### To do
Give the number of lines in the data that contain "this", and nothing more.
═════ Stored rows
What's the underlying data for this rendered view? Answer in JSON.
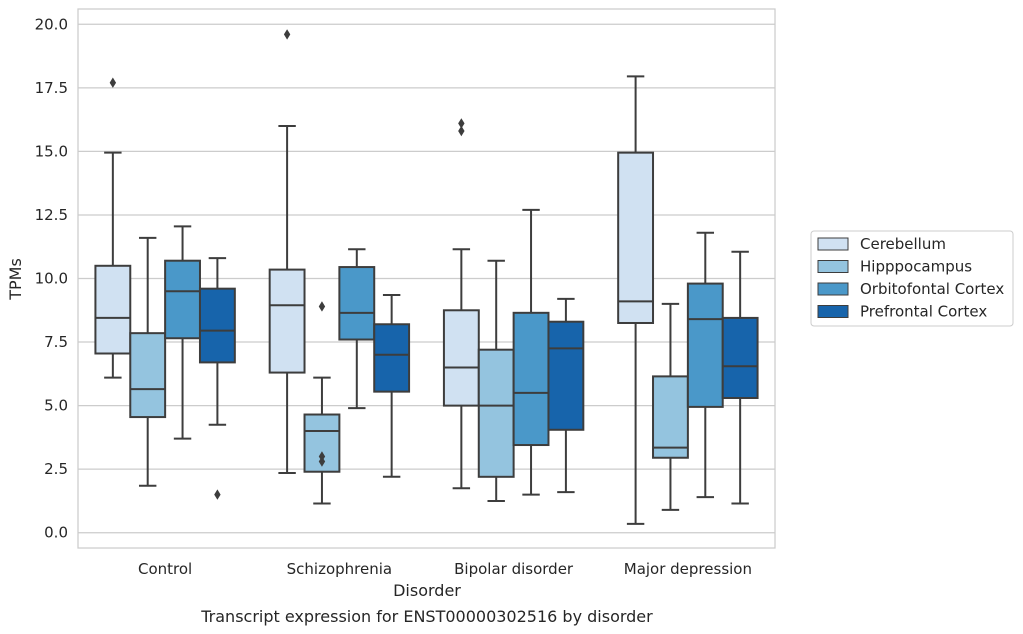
{
  "chart_data": {
    "type": "boxplot",
    "title": "",
    "caption": "Transcript expression for ENST00000302516 by disorder",
    "xlabel": "Disorder",
    "ylabel": "TPMs",
    "ylim": [
      -0.6,
      20.6
    ],
    "yticks": [
      0,
      2.5,
      5,
      7.5,
      10,
      12.5,
      15,
      17.5,
      20
    ],
    "ytick_labels": [
      "0.0",
      "2.5",
      "5.0",
      "7.5",
      "10.0",
      "12.5",
      "15.0",
      "17.5",
      "20.0"
    ],
    "grid": "horizontal",
    "legend_position": "right",
    "categories": [
      "Control",
      "Schizophrenia",
      "Bipolar disorder",
      "Major depression"
    ],
    "series": [
      {
        "name": "Cerebellum",
        "color": "#d0e1f2",
        "boxes": [
          {
            "whisker_low": 6.1,
            "q1": 7.05,
            "median": 8.45,
            "q3": 10.5,
            "whisker_high": 14.95,
            "outliers": [
              17.7
            ]
          },
          {
            "whisker_low": 2.35,
            "q1": 6.3,
            "median": 8.95,
            "q3": 10.35,
            "whisker_high": 16.0,
            "outliers": [
              19.6
            ]
          },
          {
            "whisker_low": 1.75,
            "q1": 5.0,
            "median": 6.5,
            "q3": 8.75,
            "whisker_high": 11.15,
            "outliers": [
              15.8,
              16.1
            ]
          },
          {
            "whisker_low": 0.35,
            "q1": 8.25,
            "median": 9.1,
            "q3": 14.95,
            "whisker_high": 17.95,
            "outliers": []
          }
        ]
      },
      {
        "name": "Hipppocampus",
        "color": "#94c4df",
        "boxes": [
          {
            "whisker_low": 1.85,
            "q1": 4.55,
            "median": 5.65,
            "q3": 7.85,
            "whisker_high": 11.6,
            "outliers": []
          },
          {
            "whisker_low": 1.15,
            "q1": 2.4,
            "median": 4.0,
            "q3": 4.65,
            "whisker_high": 6.1,
            "outliers": [
              8.9,
              2.8,
              3.0
            ]
          },
          {
            "whisker_low": 1.25,
            "q1": 2.2,
            "median": 5.0,
            "q3": 7.2,
            "whisker_high": 10.7,
            "outliers": []
          },
          {
            "whisker_low": 0.9,
            "q1": 2.95,
            "median": 3.35,
            "q3": 6.15,
            "whisker_high": 9.0,
            "outliers": []
          }
        ]
      },
      {
        "name": "Orbitofontal Cortex",
        "color": "#4a98c9",
        "boxes": [
          {
            "whisker_low": 3.7,
            "q1": 7.65,
            "median": 9.5,
            "q3": 10.7,
            "whisker_high": 12.05,
            "outliers": []
          },
          {
            "whisker_low": 4.9,
            "q1": 7.6,
            "median": 8.65,
            "q3": 10.45,
            "whisker_high": 11.15,
            "outliers": []
          },
          {
            "whisker_low": 1.5,
            "q1": 3.45,
            "median": 5.5,
            "q3": 8.65,
            "whisker_high": 12.7,
            "outliers": []
          },
          {
            "whisker_low": 1.4,
            "q1": 4.95,
            "median": 8.4,
            "q3": 9.8,
            "whisker_high": 11.8,
            "outliers": []
          }
        ]
      },
      {
        "name": "Prefrontal Cortex",
        "color": "#1764ab",
        "boxes": [
          {
            "whisker_low": 4.25,
            "q1": 6.7,
            "median": 7.95,
            "q3": 9.6,
            "whisker_high": 10.8,
            "outliers": [
              1.5
            ]
          },
          {
            "whisker_low": 2.2,
            "q1": 5.55,
            "median": 7.0,
            "q3": 8.2,
            "whisker_high": 9.35,
            "outliers": []
          },
          {
            "whisker_low": 1.6,
            "q1": 4.05,
            "median": 7.25,
            "q3": 8.3,
            "whisker_high": 9.2,
            "outliers": []
          },
          {
            "whisker_low": 1.15,
            "q1": 5.3,
            "median": 6.55,
            "q3": 8.45,
            "whisker_high": 11.05,
            "outliers": []
          }
        ]
      }
    ]
  }
}
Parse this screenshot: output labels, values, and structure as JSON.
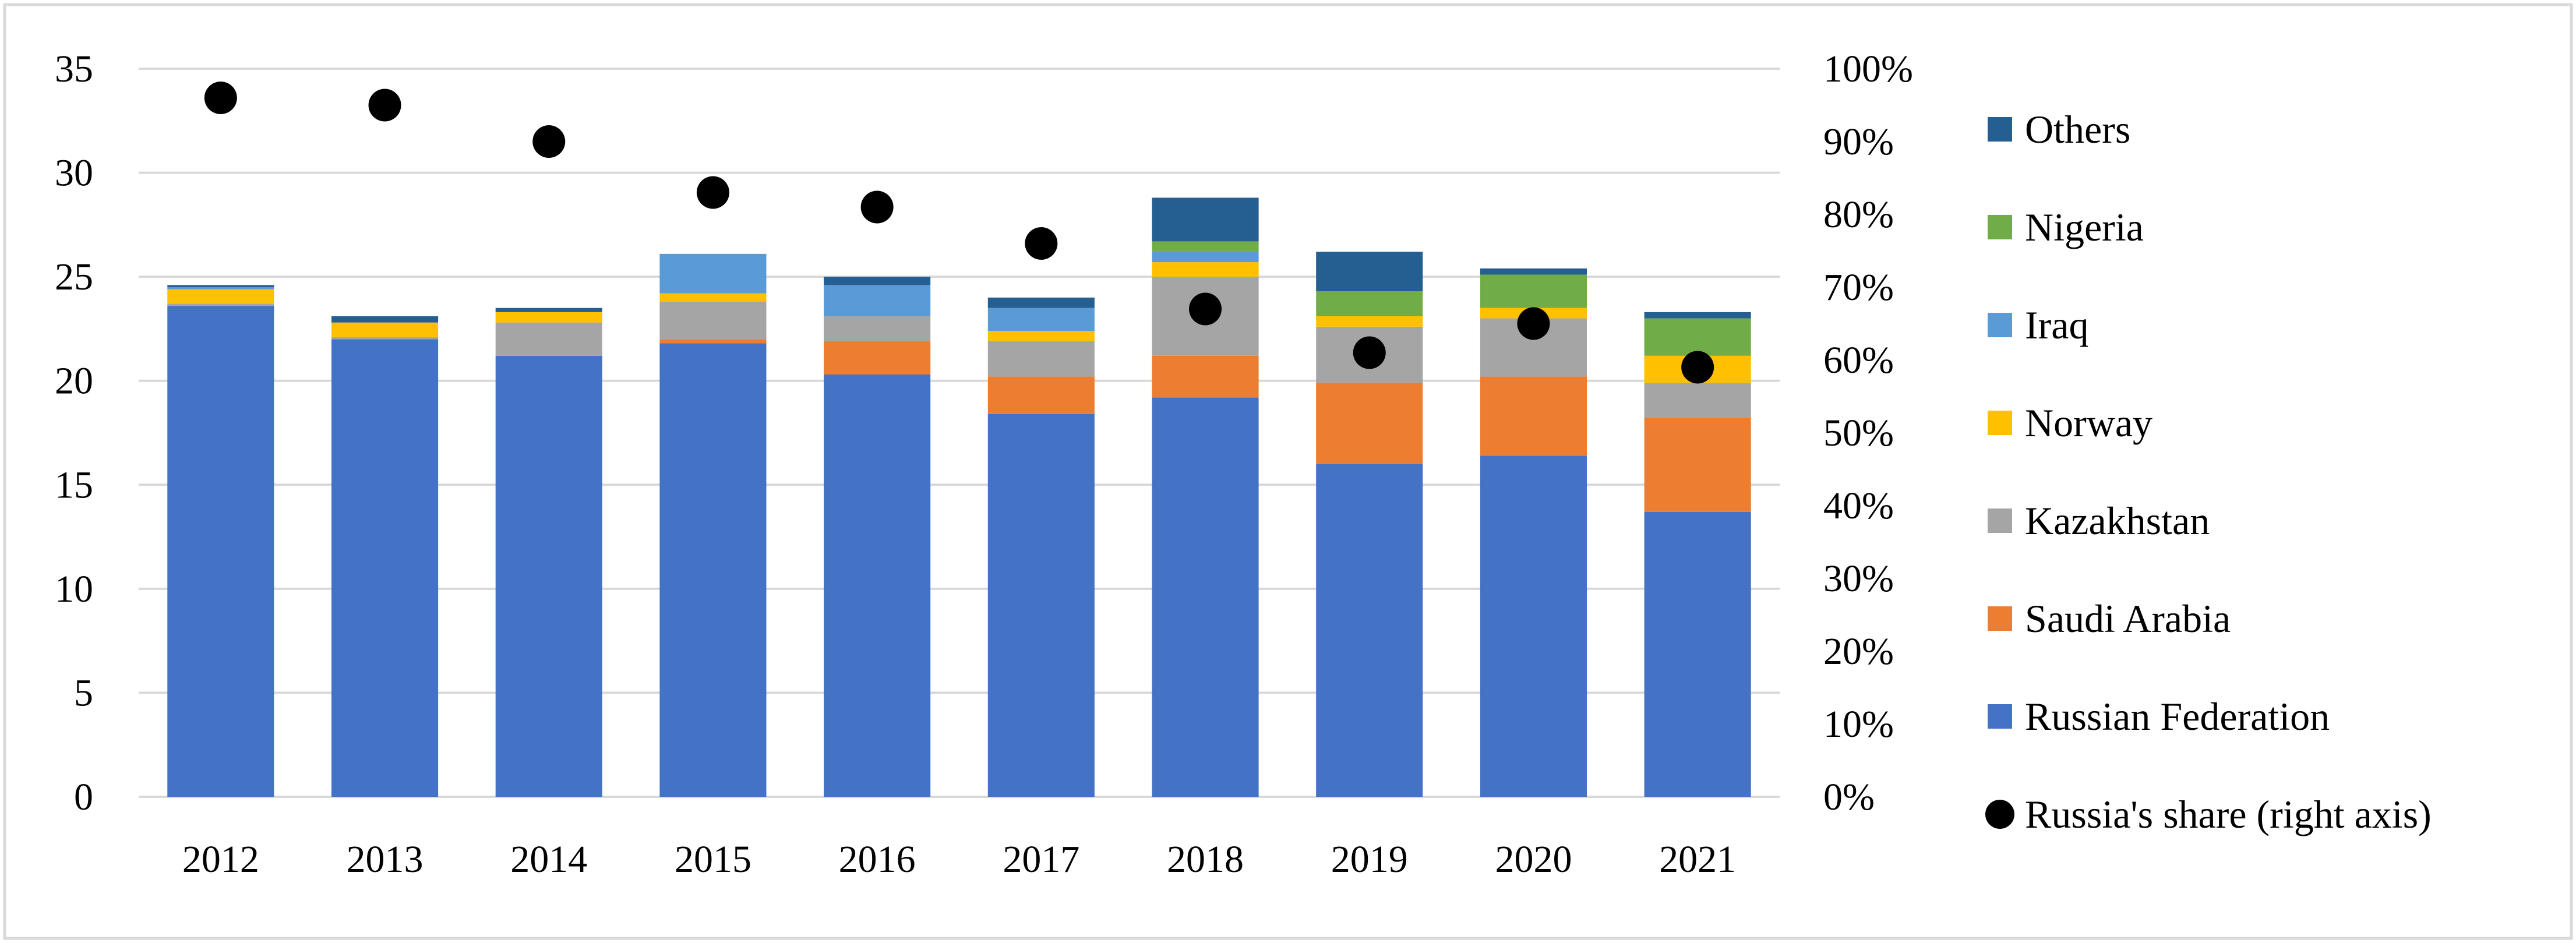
{
  "chart_data": {
    "type": "bar",
    "stacked": true,
    "title": "",
    "xlabel": "",
    "ylabel": "",
    "ylabel_right": "",
    "categories": [
      "2012",
      "2013",
      "2014",
      "2015",
      "2016",
      "2017",
      "2018",
      "2019",
      "2020",
      "2021"
    ],
    "ylim": [
      0,
      35
    ],
    "yticks": [
      "0",
      "5",
      "10",
      "15",
      "20",
      "25",
      "30",
      "35"
    ],
    "ylim_right": [
      0,
      1
    ],
    "yticks_right": [
      "0%",
      "10%",
      "20%",
      "30%",
      "40%",
      "50%",
      "60%",
      "70%",
      "80%",
      "90%",
      "100%"
    ],
    "grid": true,
    "legend_position": "right",
    "series": [
      {
        "name": "Russian Federation",
        "color": "#4472C4",
        "values": [
          23.6,
          22.0,
          21.2,
          21.8,
          20.3,
          18.4,
          19.2,
          16.0,
          16.4,
          13.7
        ]
      },
      {
        "name": "Saudi Arabia",
        "color": "#ED7D31",
        "values": [
          0.0,
          0.0,
          0.0,
          0.2,
          1.6,
          1.8,
          2.0,
          3.9,
          3.8,
          4.5
        ]
      },
      {
        "name": "Kazakhstan",
        "color": "#A5A5A5",
        "values": [
          0.1,
          0.1,
          1.6,
          1.8,
          1.2,
          1.7,
          3.8,
          2.7,
          2.8,
          1.7
        ]
      },
      {
        "name": "Norway",
        "color": "#FFC000",
        "values": [
          0.7,
          0.7,
          0.5,
          0.4,
          0.0,
          0.5,
          0.7,
          0.5,
          0.5,
          1.3
        ]
      },
      {
        "name": "Iraq",
        "color": "#5B9BD5",
        "values": [
          0.1,
          0.0,
          0.0,
          1.9,
          1.5,
          1.1,
          0.5,
          0.0,
          0.0,
          0.0
        ]
      },
      {
        "name": "Nigeria",
        "color": "#70AD47",
        "values": [
          0.0,
          0.0,
          0.0,
          0.0,
          0.0,
          0.0,
          0.5,
          1.2,
          1.6,
          1.8
        ]
      },
      {
        "name": "Others",
        "color": "#255E91",
        "values": [
          0.1,
          0.3,
          0.2,
          0.0,
          0.4,
          0.5,
          2.1,
          1.9,
          0.3,
          0.3
        ]
      }
    ],
    "line_series": {
      "name": "Russia's share (right axis)",
      "color": "#000000",
      "marker": "circle",
      "axis": "right",
      "values": [
        0.96,
        0.95,
        0.9,
        0.83,
        0.81,
        0.76,
        0.67,
        0.61,
        0.65,
        0.59
      ]
    },
    "legend_order": [
      "Others",
      "Nigeria",
      "Iraq",
      "Norway",
      "Kazakhstan",
      "Saudi Arabia",
      "Russian Federation",
      "Russia's share (right axis)"
    ]
  }
}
══════════
### Answer in full
2